§ DATA EXCERPTS
====================

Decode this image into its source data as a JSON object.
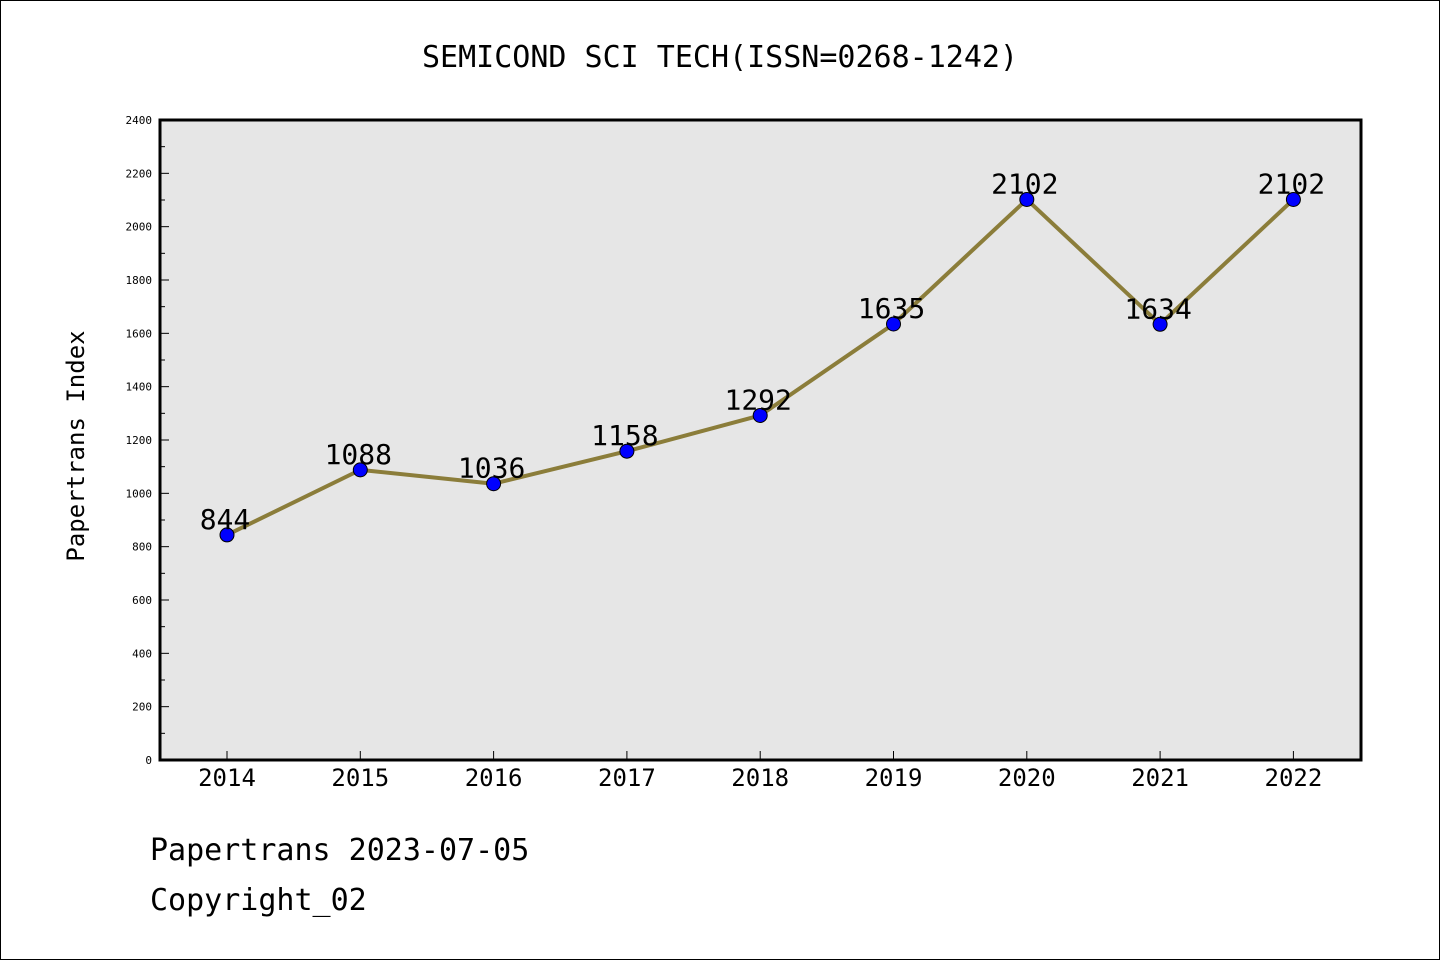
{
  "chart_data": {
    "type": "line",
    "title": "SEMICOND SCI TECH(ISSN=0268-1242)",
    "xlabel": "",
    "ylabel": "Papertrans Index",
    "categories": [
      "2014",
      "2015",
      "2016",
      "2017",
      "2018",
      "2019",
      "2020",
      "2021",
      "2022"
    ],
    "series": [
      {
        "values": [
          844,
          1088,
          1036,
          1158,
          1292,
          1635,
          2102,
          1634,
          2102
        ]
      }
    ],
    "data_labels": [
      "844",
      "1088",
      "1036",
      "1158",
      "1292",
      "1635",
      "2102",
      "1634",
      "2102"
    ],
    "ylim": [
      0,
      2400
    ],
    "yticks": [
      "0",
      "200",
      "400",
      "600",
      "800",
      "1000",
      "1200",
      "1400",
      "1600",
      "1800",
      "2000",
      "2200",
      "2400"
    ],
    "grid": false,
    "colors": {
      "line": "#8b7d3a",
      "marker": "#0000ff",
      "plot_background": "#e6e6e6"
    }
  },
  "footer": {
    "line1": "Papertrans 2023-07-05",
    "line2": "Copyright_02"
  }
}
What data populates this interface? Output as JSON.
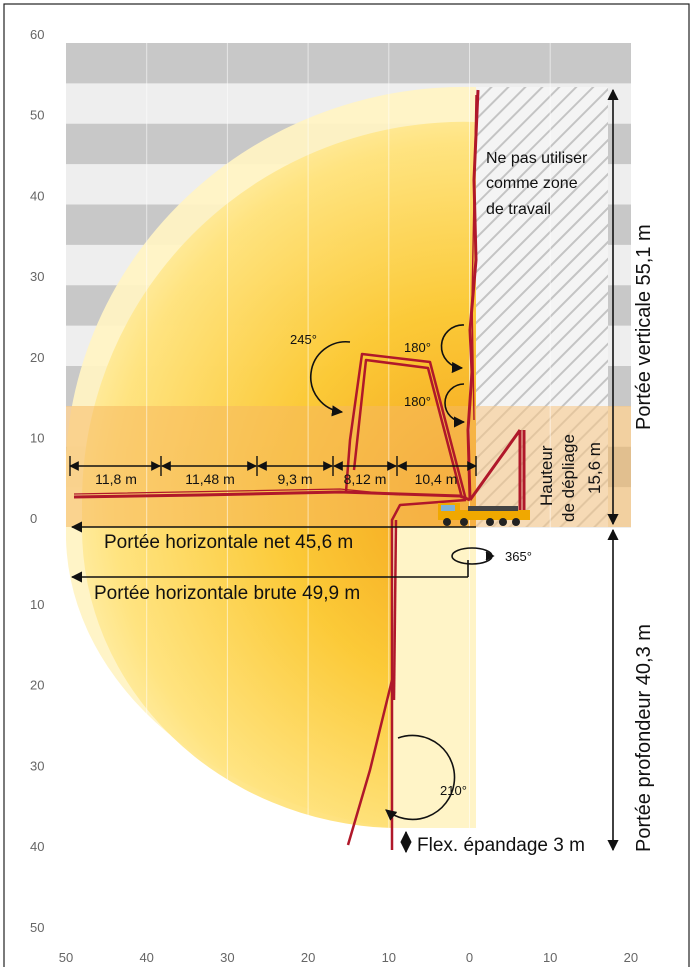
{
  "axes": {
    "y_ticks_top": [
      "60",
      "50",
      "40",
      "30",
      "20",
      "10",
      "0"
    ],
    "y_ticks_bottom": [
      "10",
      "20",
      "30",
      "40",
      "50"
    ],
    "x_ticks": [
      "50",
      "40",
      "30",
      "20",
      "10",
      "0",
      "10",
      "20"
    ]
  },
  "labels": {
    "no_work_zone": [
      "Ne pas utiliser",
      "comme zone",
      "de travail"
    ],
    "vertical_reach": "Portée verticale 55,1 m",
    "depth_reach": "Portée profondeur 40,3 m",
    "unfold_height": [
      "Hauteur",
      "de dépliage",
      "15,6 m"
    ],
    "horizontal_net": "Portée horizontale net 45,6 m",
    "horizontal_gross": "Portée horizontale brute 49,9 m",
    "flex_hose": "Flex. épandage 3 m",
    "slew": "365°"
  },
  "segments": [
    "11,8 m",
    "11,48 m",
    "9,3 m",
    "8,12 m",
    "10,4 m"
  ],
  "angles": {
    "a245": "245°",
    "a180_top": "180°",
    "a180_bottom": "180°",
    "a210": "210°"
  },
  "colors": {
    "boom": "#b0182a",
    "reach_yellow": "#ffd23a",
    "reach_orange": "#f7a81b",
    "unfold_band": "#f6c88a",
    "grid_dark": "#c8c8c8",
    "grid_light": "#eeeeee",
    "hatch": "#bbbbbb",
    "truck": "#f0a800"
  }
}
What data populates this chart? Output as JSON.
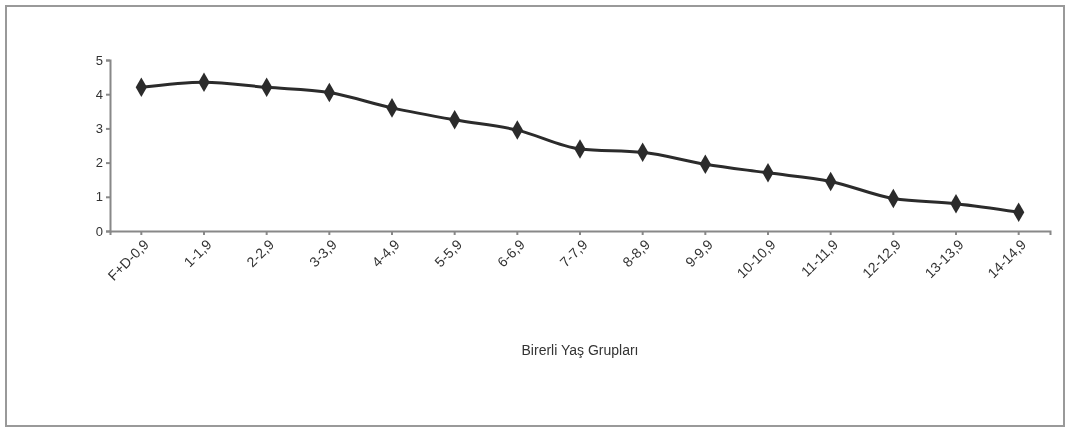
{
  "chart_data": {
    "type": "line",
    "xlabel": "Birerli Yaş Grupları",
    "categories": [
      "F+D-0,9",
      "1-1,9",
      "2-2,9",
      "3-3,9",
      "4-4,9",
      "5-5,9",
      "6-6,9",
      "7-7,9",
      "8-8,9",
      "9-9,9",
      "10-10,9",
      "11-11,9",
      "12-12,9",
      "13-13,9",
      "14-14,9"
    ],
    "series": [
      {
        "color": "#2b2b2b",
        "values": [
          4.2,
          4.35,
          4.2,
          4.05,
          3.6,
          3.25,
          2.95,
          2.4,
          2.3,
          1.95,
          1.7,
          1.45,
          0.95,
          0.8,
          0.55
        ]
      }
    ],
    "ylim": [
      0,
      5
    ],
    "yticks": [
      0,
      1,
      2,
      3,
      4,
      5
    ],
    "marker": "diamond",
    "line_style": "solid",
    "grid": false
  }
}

====================

§ THE TASK
Using the material above, return every line exactly as it appears, minus the pictures.

§ REPLY TO THE TASK
Decode this image into its source data as a JSON object.
{
  "chart_data": {
    "type": "line",
    "title": "SEMICOND SCI TECH(ISSN=0268-1242)",
    "xlabel": "",
    "ylabel": "Papertrans Index",
    "categories": [
      "2014",
      "2015",
      "2016",
      "2017",
      "2018",
      "2019",
      "2020",
      "2021",
      "2022"
    ],
    "series": [
      {
        "values": [
          844,
          1088,
          1036,
          1158,
          1292,
          1635,
          2102,
          1634,
          2102
        ]
      }
    ],
    "data_labels": [
      "844",
      "1088",
      "1036",
      "1158",
      "1292",
      "1635",
      "2102",
      "1634",
      "2102"
    ],
    "ylim": [
      0,
      2400
    ],
    "yticks": [
      "0",
      "200",
      "400",
      "600",
      "800",
      "1000",
      "1200",
      "1400",
      "1600",
      "1800",
      "2000",
      "2200",
      "2400"
    ],
    "grid": false,
    "colors": {
      "line": "#8b7d3a",
      "marker": "#0000ff",
      "plot_background": "#e6e6e6"
    }
  },
  "footer": {
    "line1": "Papertrans 2023-07-05",
    "line2": "Copyright_02"
  }
}
What data populates this interface? Output as JSON.
{
  "axes": {
    "y_ticks_top": [
      "60",
      "50",
      "40",
      "30",
      "20",
      "10",
      "0"
    ],
    "y_ticks_bottom": [
      "10",
      "20",
      "30",
      "40",
      "50"
    ],
    "x_ticks": [
      "50",
      "40",
      "30",
      "20",
      "10",
      "0",
      "10",
      "20"
    ]
  },
  "labels": {
    "no_work_zone": [
      "Ne pas utiliser",
      "comme zone",
      "de travail"
    ],
    "vertical_reach": "Portée verticale 55,1 m",
    "depth_reach": "Portée profondeur 40,3 m",
    "unfold_height": [
      "Hauteur",
      "de dépliage",
      "15,6 m"
    ],
    "horizontal_net": "Portée horizontale net 45,6 m",
    "horizontal_gross": "Portée horizontale brute 49,9 m",
    "flex_hose": "Flex. épandage 3 m",
    "slew": "365°"
  },
  "segments": [
    "11,8 m",
    "11,48 m",
    "9,3 m",
    "8,12 m",
    "10,4 m"
  ],
  "angles": {
    "a245": "245°",
    "a180_top": "180°",
    "a180_bottom": "180°",
    "a210": "210°"
  },
  "colors": {
    "boom": "#b0182a",
    "reach_yellow": "#ffd23a",
    "reach_orange": "#f7a81b",
    "unfold_band": "#f6c88a",
    "grid_dark": "#c8c8c8",
    "grid_light": "#eeeeee",
    "hatch": "#bbbbbb",
    "truck": "#f0a800"
  }
}
What data populates this chart? Output as JSON.
{
  "chart_data": {
    "type": "line",
    "xlabel": "Birerli Yaş Grupları",
    "categories": [
      "F+D-0,9",
      "1-1,9",
      "2-2,9",
      "3-3,9",
      "4-4,9",
      "5-5,9",
      "6-6,9",
      "7-7,9",
      "8-8,9",
      "9-9,9",
      "10-10,9",
      "11-11,9",
      "12-12,9",
      "13-13,9",
      "14-14,9"
    ],
    "series": [
      {
        "color": "#2b2b2b",
        "values": [
          4.2,
          4.35,
          4.2,
          4.05,
          3.6,
          3.25,
          2.95,
          2.4,
          2.3,
          1.95,
          1.7,
          1.45,
          0.95,
          0.8,
          0.55
        ]
      }
    ],
    "ylim": [
      0,
      5
    ],
    "yticks": [
      0,
      1,
      2,
      3,
      4,
      5
    ],
    "marker": "diamond",
    "line_style": "solid",
    "grid": false
  }
}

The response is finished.